__PROBLEM DESCRIPTION__:
Filter the listing and keep only the lines with the word "detached".

__MATERIAL PROVIDED__:
============================================================
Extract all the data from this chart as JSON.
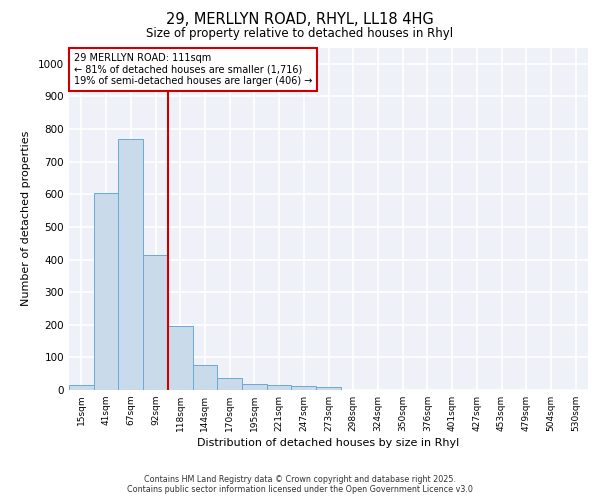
{
  "title_line1": "29, MERLLYN ROAD, RHYL, LL18 4HG",
  "title_line2": "Size of property relative to detached houses in Rhyl",
  "xlabel": "Distribution of detached houses by size in Rhyl",
  "ylabel": "Number of detached properties",
  "categories": [
    "15sqm",
    "41sqm",
    "67sqm",
    "92sqm",
    "118sqm",
    "144sqm",
    "170sqm",
    "195sqm",
    "221sqm",
    "247sqm",
    "273sqm",
    "298sqm",
    "324sqm",
    "350sqm",
    "376sqm",
    "401sqm",
    "427sqm",
    "453sqm",
    "479sqm",
    "504sqm",
    "530sqm"
  ],
  "values": [
    15,
    605,
    770,
    415,
    195,
    78,
    38,
    18,
    15,
    12,
    10,
    0,
    0,
    0,
    0,
    0,
    0,
    0,
    0,
    0,
    0
  ],
  "bar_color": "#c9daea",
  "bar_edge_color": "#6aaad4",
  "annotation_line1": "29 MERLLYN ROAD: 111sqm",
  "annotation_line2": "← 81% of detached houses are smaller (1,716)",
  "annotation_line3": "19% of semi-detached houses are larger (406) →",
  "annotation_box_facecolor": "#ffffff",
  "annotation_box_edgecolor": "#cc0000",
  "vline_x_index": 4,
  "vline_color": "#cc0000",
  "ylim": [
    0,
    1050
  ],
  "yticks": [
    0,
    100,
    200,
    300,
    400,
    500,
    600,
    700,
    800,
    900,
    1000
  ],
  "bg_color": "#eef2f8",
  "grid_color": "#ffffff",
  "footer_line1": "Contains HM Land Registry data © Crown copyright and database right 2025.",
  "footer_line2": "Contains public sector information licensed under the Open Government Licence v3.0"
}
============================================================
__COMPLETE RESPONSE__:
  "title_line2": "Size of property relative to detached houses in Rhyl",
  "xlabel": "Distribution of detached houses by size in Rhyl",
  "ylabel": "Number of detached properties",
  "annotation_line2": "← 81% of detached houses are smaller (1,716)",
  "annotation_line3": "19% of semi-detached houses are larger (406) →",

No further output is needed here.